**Work instructions**
Filter the entries and keep only the lines where the string "December" appears.

Start

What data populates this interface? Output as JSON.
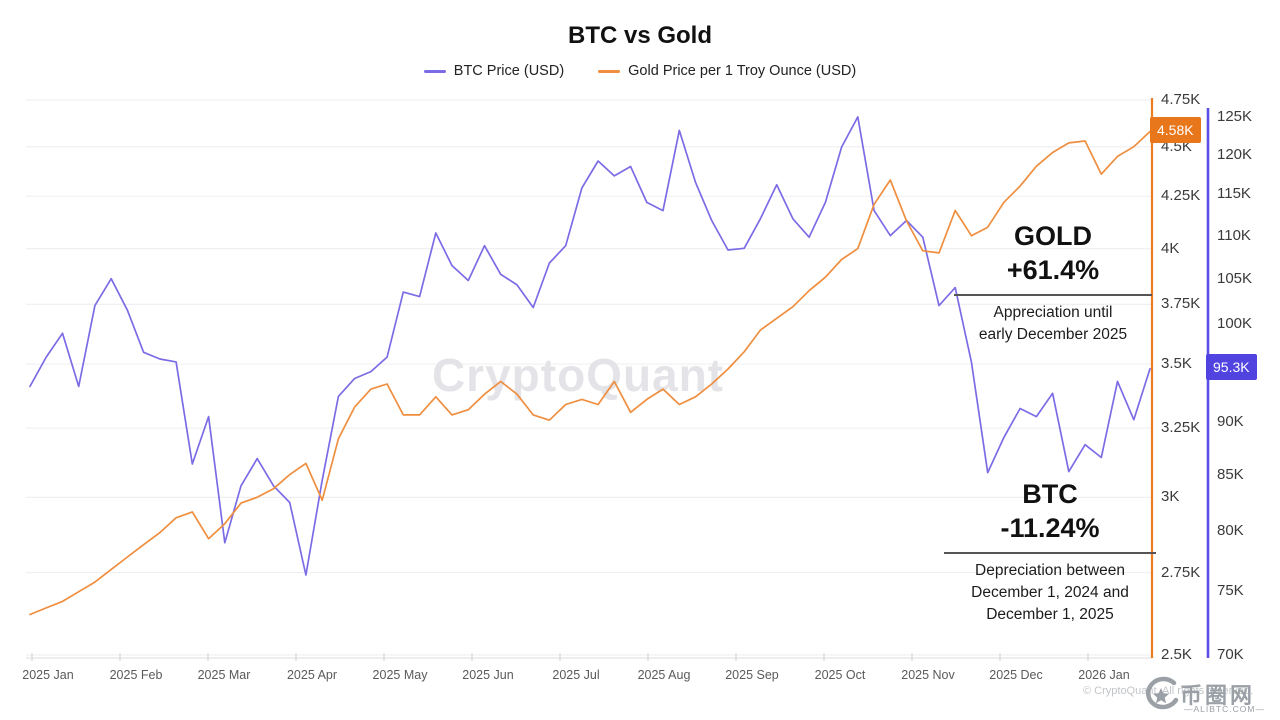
{
  "title": "BTC vs Gold",
  "legend": [
    {
      "label": "BTC Price (USD)",
      "color": "#7b6ce6"
    },
    {
      "label": "Gold Price per 1 Troy Ounce (USD)",
      "color": "#ef8e3f"
    }
  ],
  "watermark": "CryptoQuant",
  "annotations": {
    "gold": {
      "heading": "GOLD",
      "change": "+61.4%",
      "line1": "Appreciation until",
      "line2": "early December 2025"
    },
    "btc": {
      "heading": "BTC",
      "change": "-11.24%",
      "line1": "Depreciation between",
      "line2": "December 1, 2024 and",
      "line3": "December 1, 2025"
    }
  },
  "badges": {
    "gold": {
      "text": "4.58K",
      "color": "#e8761b",
      "value": 4.58
    },
    "btc": {
      "text": "95.3K",
      "color": "#5143e0",
      "value": 95.3
    }
  },
  "footer": {
    "copyright": "© CryptoQuant. All rights reserved.",
    "logo_text": "币圈网",
    "logo_sub": "—ALIBTC.COM—"
  },
  "chart_data": {
    "type": "line",
    "title": "BTC vs Gold",
    "x_labels": [
      "2025 Jan",
      "2025 Feb",
      "2025 Mar",
      "2025 Apr",
      "2025 May",
      "2025 Jun",
      "2025 Jul",
      "2025 Aug",
      "2025 Sep",
      "2025 Oct",
      "2025 Nov",
      "2025 Dec",
      "2026 Jan"
    ],
    "x_range_note": "late Dec 2024 to mid Jan 2026, ~5.6-day sampling",
    "grid": true,
    "legend_position": "top",
    "series": [
      {
        "id": "btc",
        "name": "BTC Price (USD)",
        "color": "#7b6ce6",
        "axis": "outer-right",
        "unit": "thousand USD",
        "values": [
          93.5,
          96.5,
          99.0,
          93.5,
          102.0,
          105.0,
          101.5,
          97.0,
          96.3,
          96.0,
          86.0,
          90.5,
          79.0,
          84.0,
          86.5,
          84.0,
          82.5,
          76.3,
          84.5,
          92.5,
          94.3,
          95.0,
          96.5,
          103.5,
          103.0,
          110.3,
          106.5,
          104.8,
          108.8,
          105.5,
          104.3,
          101.8,
          106.8,
          108.8,
          115.8,
          119.2,
          117.3,
          118.5,
          114.0,
          113.0,
          123.2,
          116.5,
          111.8,
          108.3,
          108.5,
          112.0,
          116.2,
          112.0,
          109.8,
          114.0,
          121.0,
          125.0,
          113.0,
          110.0,
          111.8,
          109.8,
          102.0,
          104.0,
          96.0,
          85.2,
          88.5,
          91.3,
          90.5,
          92.8,
          85.3,
          87.8,
          86.6,
          94.0,
          90.2,
          95.3
        ]
      },
      {
        "id": "gold",
        "name": "Gold Price per 1 Troy Ounce (USD)",
        "color": "#ef8e3f",
        "axis": "inner-right",
        "unit": "thousand USD per troy ounce",
        "values": [
          2.62,
          2.64,
          2.66,
          2.69,
          2.72,
          2.76,
          2.8,
          2.84,
          2.88,
          2.93,
          2.95,
          2.86,
          2.91,
          2.98,
          3.0,
          3.03,
          3.08,
          3.12,
          2.99,
          3.21,
          3.33,
          3.4,
          3.42,
          3.3,
          3.3,
          3.37,
          3.3,
          3.32,
          3.38,
          3.43,
          3.38,
          3.3,
          3.28,
          3.34,
          3.36,
          3.34,
          3.43,
          3.31,
          3.36,
          3.4,
          3.34,
          3.37,
          3.42,
          3.48,
          3.55,
          3.64,
          3.69,
          3.74,
          3.81,
          3.87,
          3.95,
          4.0,
          4.21,
          4.33,
          4.13,
          3.99,
          3.98,
          4.18,
          4.06,
          4.1,
          4.22,
          4.3,
          4.4,
          4.47,
          4.52,
          4.53,
          4.36,
          4.45,
          4.5,
          4.58
        ]
      }
    ],
    "btc_axis": {
      "scale": "log",
      "range": [
        70,
        127
      ],
      "tick_values": [
        70,
        75,
        80,
        85,
        90,
        100,
        105,
        110,
        115,
        120,
        125
      ],
      "tick_labels": [
        "70K",
        "75K",
        "80K",
        "85K",
        "90K",
        "100K",
        "105K",
        "110K",
        "115K",
        "120K",
        "125K"
      ],
      "last_value_label": "95.3K"
    },
    "gold_axis": {
      "scale": "log",
      "range": [
        2.5,
        4.75
      ],
      "tick_values": [
        2.5,
        2.75,
        3.0,
        3.25,
        3.5,
        3.75,
        4.0,
        4.25,
        4.5,
        4.75
      ],
      "tick_labels": [
        "2.5K",
        "2.75K",
        "3K",
        "3.25K",
        "3.5K",
        "3.75K",
        "4K",
        "4.25K",
        "4.5K",
        "4.75K"
      ],
      "last_value_label": "4.58K"
    }
  }
}
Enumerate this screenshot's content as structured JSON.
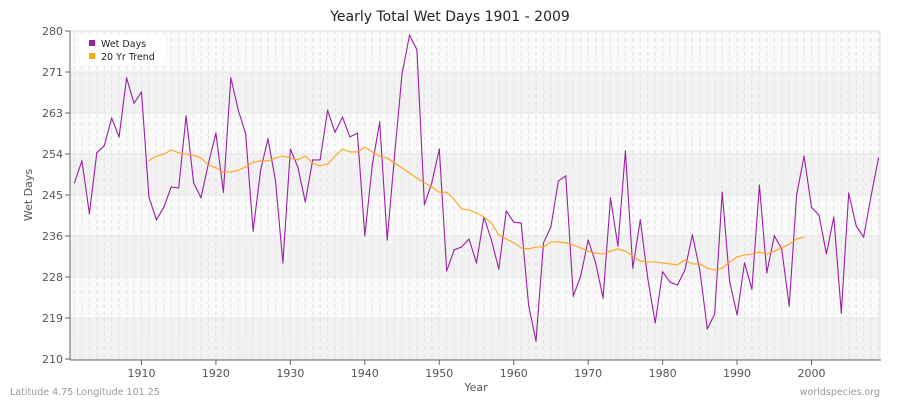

End

**Exercise result**
      "line2": "early December 2025"
      "line2": "December 1, 2024 and",
      "line3": "December 1, 2025"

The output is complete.